PROMPT:
Copy out each line that includes the word "JSON".

◆ ◆ ◆

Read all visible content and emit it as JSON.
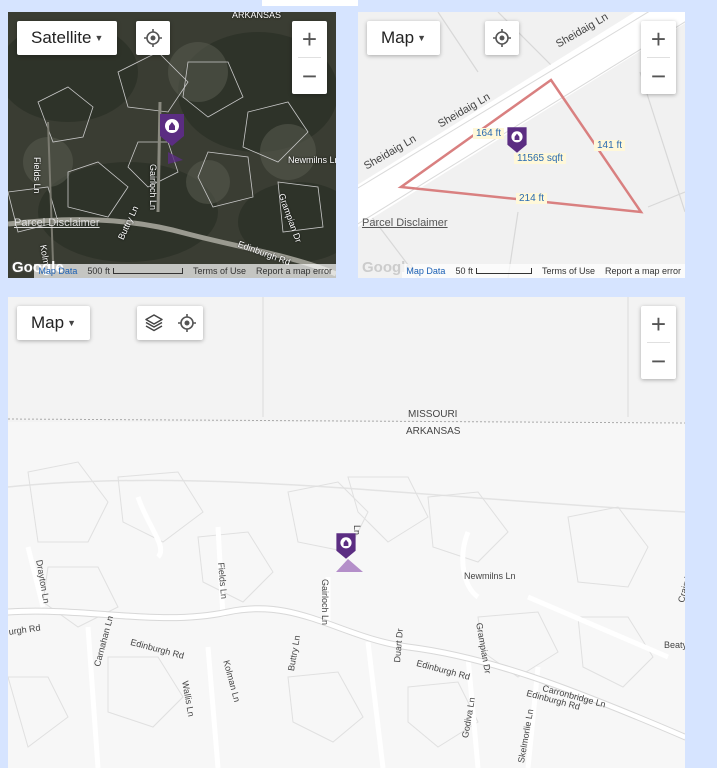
{
  "satellite_map": {
    "type_button": "Satellite",
    "zoom_in": "+",
    "zoom_out": "−",
    "disclaimer": "Parcel Disclaimer",
    "footer": {
      "map_data": "Map Data",
      "scale": "500 ft",
      "terms": "Terms of Use",
      "report": "Report a map error"
    },
    "logo": "Google",
    "labels": [
      "ARKANSAS",
      "Fields Ln",
      "Gairloch Ln",
      "Newmilns Ln",
      "Grampian Dr",
      "Buttry Ln",
      "Edinburgh Rd",
      "Kolm"
    ]
  },
  "parcel_map": {
    "type_button": "Map",
    "zoom_in": "+",
    "zoom_out": "−",
    "disclaimer": "Parcel Disclaimer",
    "footer": {
      "map_data": "Map Data",
      "scale": "50 ft",
      "terms": "Terms of Use",
      "report": "Report a map error"
    },
    "logo": "Google",
    "street_labels": [
      "Sheidaig Ln",
      "Sheidaig Ln",
      "Sheidaig Ln"
    ],
    "measurements": {
      "side_a": "164 ft",
      "side_b": "141 ft",
      "side_c": "214 ft",
      "area": "11565 sqft"
    },
    "parcel_outline_color": "#d98080"
  },
  "area_map": {
    "type_button": "Map",
    "zoom_in": "+",
    "zoom_out": "−",
    "state_labels": [
      "MISSOURI",
      "ARKANSAS"
    ],
    "street_labels": [
      "Drayton Ln",
      "Fields Ln",
      "Gairloch Ln",
      "Ln",
      "Newmilns Ln",
      "Grampian Dr",
      "Craig Ln",
      "Beaty",
      "urgh Rd",
      "Carnahan Ln",
      "Edinburgh Rd",
      "Wallis Ln",
      "Kolman Ln",
      "Buttry Ln",
      "Duart Dr",
      "Edinburgh Rd",
      "Carronbridge Ln",
      "Edinburgh Rd",
      "Godiva Ln",
      "Skelmorlie Ln"
    ]
  },
  "marker_color": "#5b2d82"
}
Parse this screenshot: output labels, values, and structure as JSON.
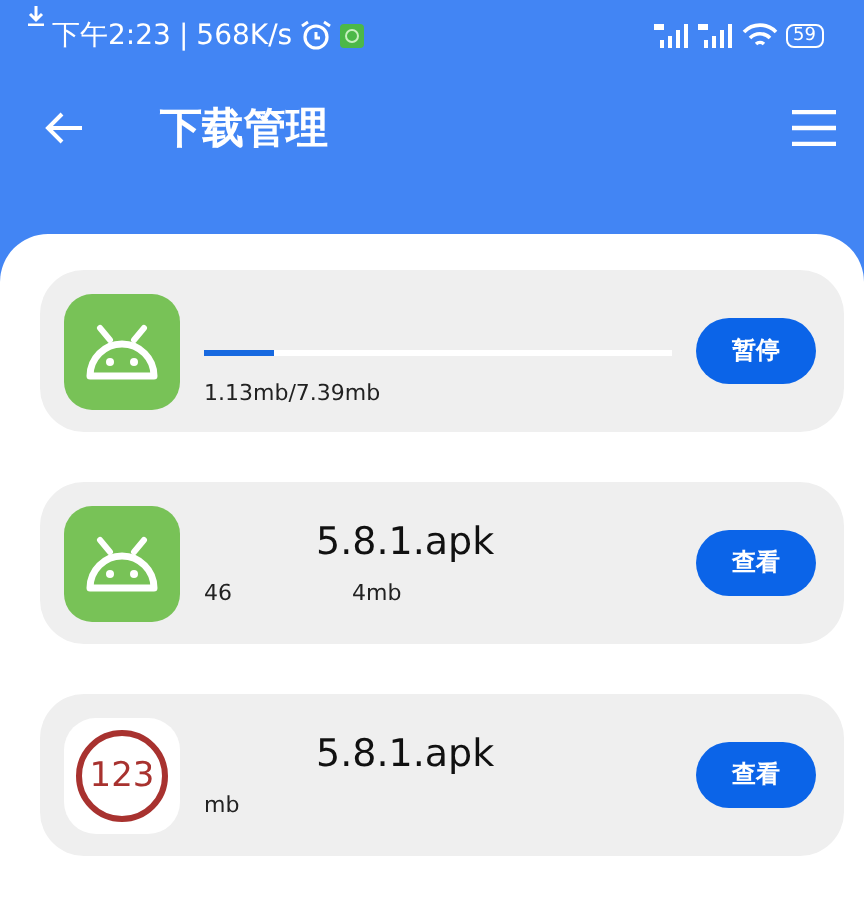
{
  "status_bar": {
    "time": "下午2:23",
    "separator": "|",
    "speed": "568K/s",
    "battery": "59"
  },
  "header": {
    "title": "下载管理"
  },
  "downloads": [
    {
      "kind": "downloading",
      "level": 0.15,
      "size_parts": [
        "1.13mb/7.39mb"
      ],
      "button": "暂停"
    },
    {
      "kind": "done",
      "name_parts": [
        "5.8.1.apk"
      ],
      "size_parts": [
        "46",
        "4mb"
      ],
      "button": "查看"
    },
    {
      "kind": "done",
      "icon_text": "123",
      "name_parts": [
        "5.8.1.apk"
      ],
      "size_parts": [
        "mb"
      ],
      "button": "查看"
    }
  ]
}
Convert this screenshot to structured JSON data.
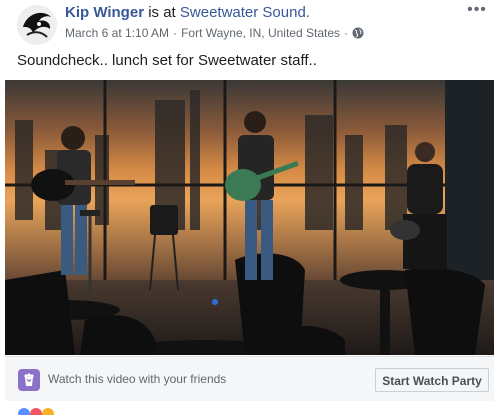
{
  "post": {
    "author": "Kip Winger",
    "action": "is at",
    "place": "Sweetwater Sound.",
    "date": "March 6 at 1:10 AM",
    "separator": "·",
    "location": "Fort Wayne, IN, United States",
    "separator2": "·",
    "privacy_icon": "globe-icon",
    "more_icon": "more-options-icon",
    "more_glyph": "•••",
    "text": "Soundcheck.. lunch set for Sweetwater staff.."
  },
  "watch_party": {
    "icon": "watch-party-popcorn-icon",
    "prompt": "Watch this video with your friends",
    "button_label": "Start Watch Party"
  },
  "colors": {
    "link": "#385898",
    "secondary_text": "#606770",
    "watch_party_icon_bg": "#8c72cb",
    "bar_bg": "#f5f6f7"
  }
}
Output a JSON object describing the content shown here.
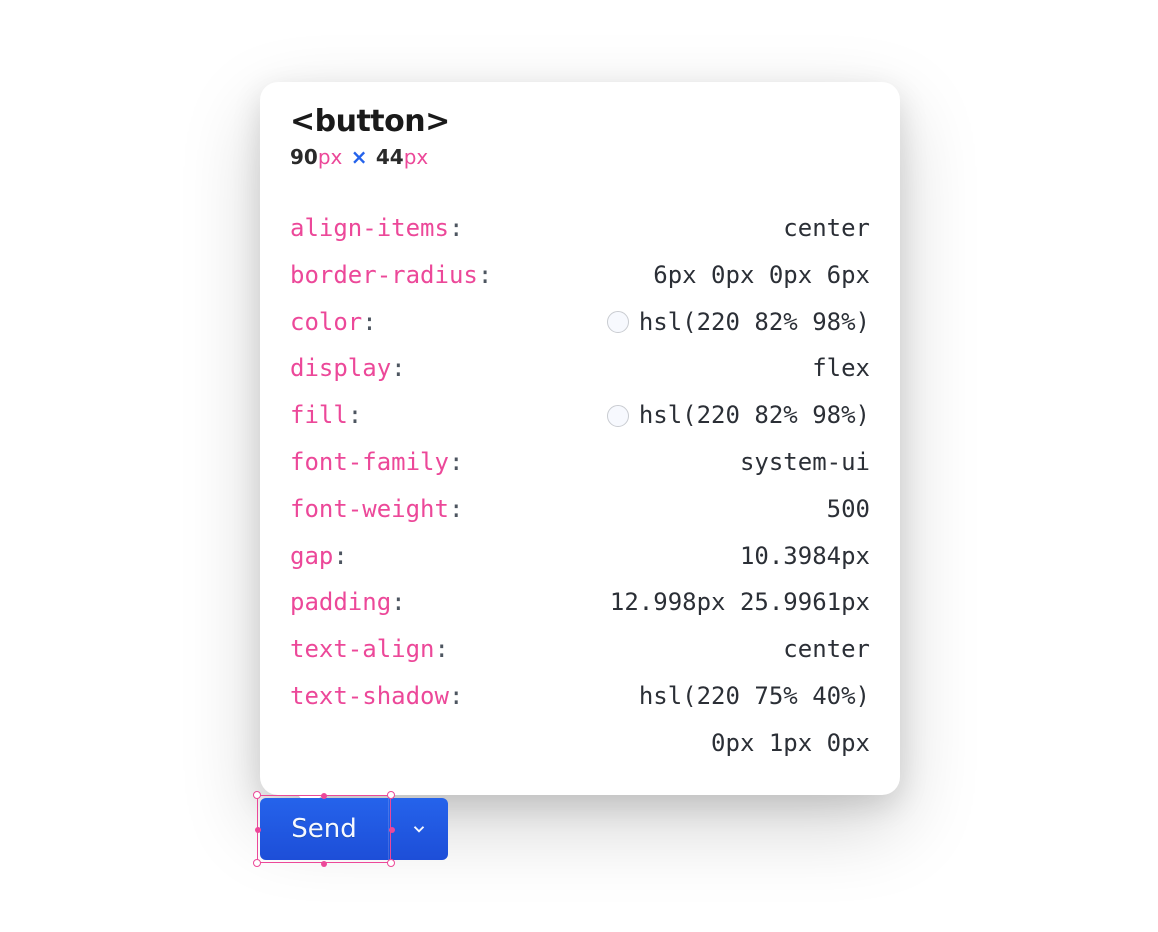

◆ ◆ ◆

EXPECTED ANSWER:
Read all visible content and emit it as JSON.
Parse this screenshot: output labels, values, and structure as JSON.
Convert this screenshot to structured JSON data.
Output a JSON object describing the content shown here.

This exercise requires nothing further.